AIM OF THE TASK: Type the records out again in full, exactly.

RECORDS FOR PROCESSING:
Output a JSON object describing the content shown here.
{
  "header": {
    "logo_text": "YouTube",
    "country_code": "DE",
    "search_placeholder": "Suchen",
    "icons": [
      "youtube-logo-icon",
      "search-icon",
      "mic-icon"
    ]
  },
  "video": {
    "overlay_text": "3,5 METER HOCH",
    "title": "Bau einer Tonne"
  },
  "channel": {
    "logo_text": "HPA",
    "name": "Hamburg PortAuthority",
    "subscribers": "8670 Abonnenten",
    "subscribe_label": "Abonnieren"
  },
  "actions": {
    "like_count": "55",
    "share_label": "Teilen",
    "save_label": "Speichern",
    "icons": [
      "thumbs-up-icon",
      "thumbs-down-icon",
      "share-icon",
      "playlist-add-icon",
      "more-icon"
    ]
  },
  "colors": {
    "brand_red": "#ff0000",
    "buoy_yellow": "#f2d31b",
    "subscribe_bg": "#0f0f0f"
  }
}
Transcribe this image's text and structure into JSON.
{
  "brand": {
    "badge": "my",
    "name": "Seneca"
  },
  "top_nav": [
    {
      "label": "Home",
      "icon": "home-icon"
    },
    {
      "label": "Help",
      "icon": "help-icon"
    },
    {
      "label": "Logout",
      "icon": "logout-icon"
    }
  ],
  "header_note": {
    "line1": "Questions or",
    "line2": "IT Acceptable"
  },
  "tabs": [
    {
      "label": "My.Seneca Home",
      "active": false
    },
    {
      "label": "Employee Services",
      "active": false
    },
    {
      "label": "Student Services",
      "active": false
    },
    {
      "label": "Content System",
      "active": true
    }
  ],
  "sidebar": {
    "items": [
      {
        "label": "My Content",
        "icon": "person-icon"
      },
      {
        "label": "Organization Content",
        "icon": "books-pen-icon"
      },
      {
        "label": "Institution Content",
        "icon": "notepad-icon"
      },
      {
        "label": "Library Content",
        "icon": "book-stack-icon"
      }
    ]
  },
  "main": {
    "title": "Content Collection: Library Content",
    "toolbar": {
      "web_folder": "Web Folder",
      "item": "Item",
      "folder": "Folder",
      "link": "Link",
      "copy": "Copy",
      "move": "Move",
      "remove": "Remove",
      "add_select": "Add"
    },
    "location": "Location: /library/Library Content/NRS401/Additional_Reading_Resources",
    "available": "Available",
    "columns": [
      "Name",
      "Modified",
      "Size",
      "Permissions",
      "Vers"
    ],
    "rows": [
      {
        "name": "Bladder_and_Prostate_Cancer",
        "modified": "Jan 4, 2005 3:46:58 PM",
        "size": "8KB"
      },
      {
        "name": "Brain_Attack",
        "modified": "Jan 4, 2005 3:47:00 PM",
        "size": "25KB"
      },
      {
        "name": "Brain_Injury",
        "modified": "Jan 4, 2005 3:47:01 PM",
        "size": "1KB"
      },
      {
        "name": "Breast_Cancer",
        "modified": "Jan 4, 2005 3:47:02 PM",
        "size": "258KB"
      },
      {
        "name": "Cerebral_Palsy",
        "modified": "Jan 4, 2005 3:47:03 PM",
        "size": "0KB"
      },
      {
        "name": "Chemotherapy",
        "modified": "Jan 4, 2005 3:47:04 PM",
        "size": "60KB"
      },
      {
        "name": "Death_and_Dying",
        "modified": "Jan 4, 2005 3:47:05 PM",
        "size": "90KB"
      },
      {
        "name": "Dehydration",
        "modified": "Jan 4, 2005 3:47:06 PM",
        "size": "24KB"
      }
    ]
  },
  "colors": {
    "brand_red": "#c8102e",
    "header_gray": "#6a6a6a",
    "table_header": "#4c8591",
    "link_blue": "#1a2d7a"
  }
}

EXPECTED ANSWER:
Output a JSON object describing the content shown here.
{
  "header": {
    "logo_text": "YouTube",
    "country_code": "DE",
    "search_placeholder": "Suchen",
    "icons": [
      "youtube-logo-icon",
      "search-icon",
      "mic-icon"
    ]
  },
  "video": {
    "overlay_text": "3,5 METER HOCH",
    "title": "Bau einer Tonne"
  },
  "channel": {
    "logo_text": "HPA",
    "name": "Hamburg PortAuthority",
    "subscribers": "8670 Abonnenten",
    "subscribe_label": "Abonnieren"
  },
  "actions": {
    "like_count": "55",
    "share_label": "Teilen",
    "save_label": "Speichern",
    "icons": [
      "thumbs-up-icon",
      "thumbs-down-icon",
      "share-icon",
      "playlist-add-icon",
      "more-icon"
    ]
  },
  "colors": {
    "brand_red": "#ff0000",
    "buoy_yellow": "#f2d31b",
    "subscribe_bg": "#0f0f0f"
  }
}
Transcribe this image's text and structure into JSON.
{
  "brand": {
    "badge": "my",
    "name": "Seneca"
  },
  "top_nav": [
    {
      "label": "Home",
      "icon": "home-icon"
    },
    {
      "label": "Help",
      "icon": "help-icon"
    },
    {
      "label": "Logout",
      "icon": "logout-icon"
    }
  ],
  "header_note": {
    "line1": "Questions or",
    "line2": "IT Acceptable"
  },
  "tabs": [
    {
      "label": "My.Seneca Home",
      "active": false
    },
    {
      "label": "Employee Services",
      "active": false
    },
    {
      "label": "Student Services",
      "active": false
    },
    {
      "label": "Content System",
      "active": true
    }
  ],
  "sidebar": {
    "items": [
      {
        "label": "My Content",
        "icon": "person-icon"
      },
      {
        "label": "Organization Content",
        "icon": "books-pen-icon"
      },
      {
        "label": "Institution Content",
        "icon": "notepad-icon"
      },
      {
        "label": "Library Content",
        "icon": "book-stack-icon"
      }
    ]
  },
  "main": {
    "title": "Content Collection: Library Content",
    "toolbar": {
      "web_folder": "Web Folder",
      "item": "Item",
      "folder": "Folder",
      "link": "Link",
      "copy": "Copy",
      "move": "Move",
      "remove": "Remove",
      "add_select": "Add"
    },
    "location": "Location: /library/Library Content/NRS401/Additional_Reading_Resources",
    "available": "Available",
    "columns": [
      "Name",
      "Modified",
      "Size",
      "Permissions",
      "Vers"
    ],
    "rows": [
      {
        "name": "Bladder_and_Prostate_Cancer",
        "modified": "Jan 4, 2005 3:46:58 PM",
        "size": "8KB"
      },
      {
        "name": "Brain_Attack",
        "modified": "Jan 4, 2005 3:47:00 PM",
        "size": "25KB"
      },
      {
        "name": "Brain_Injury",
        "modified": "Jan 4, 2005 3:47:01 PM",
        "size": "1KB"
      },
      {
        "name": "Breast_Cancer",
        "modified": "Jan 4, 2005 3:47:02 PM",
        "size": "258KB"
      },
      {
        "name": "Cerebral_Palsy",
        "modified": "Jan 4, 2005 3:47:03 PM",
        "size": "0KB"
      },
      {
        "name": "Chemotherapy",
        "modified": "Jan 4, 2005 3:47:04 PM",
        "size": "60KB"
      },
      {
        "name": "Death_and_Dying",
        "modified": "Jan 4, 2005 3:47:05 PM",
        "size": "90KB"
      },
      {
        "name": "Dehydration",
        "modified": "Jan 4, 2005 3:47:06 PM",
        "size": "24KB"
      }
    ]
  },
  "colors": {
    "brand_red": "#c8102e",
    "header_gray": "#6a6a6a",
    "table_header": "#4c8591",
    "link_blue": "#1a2d7a"
  }
}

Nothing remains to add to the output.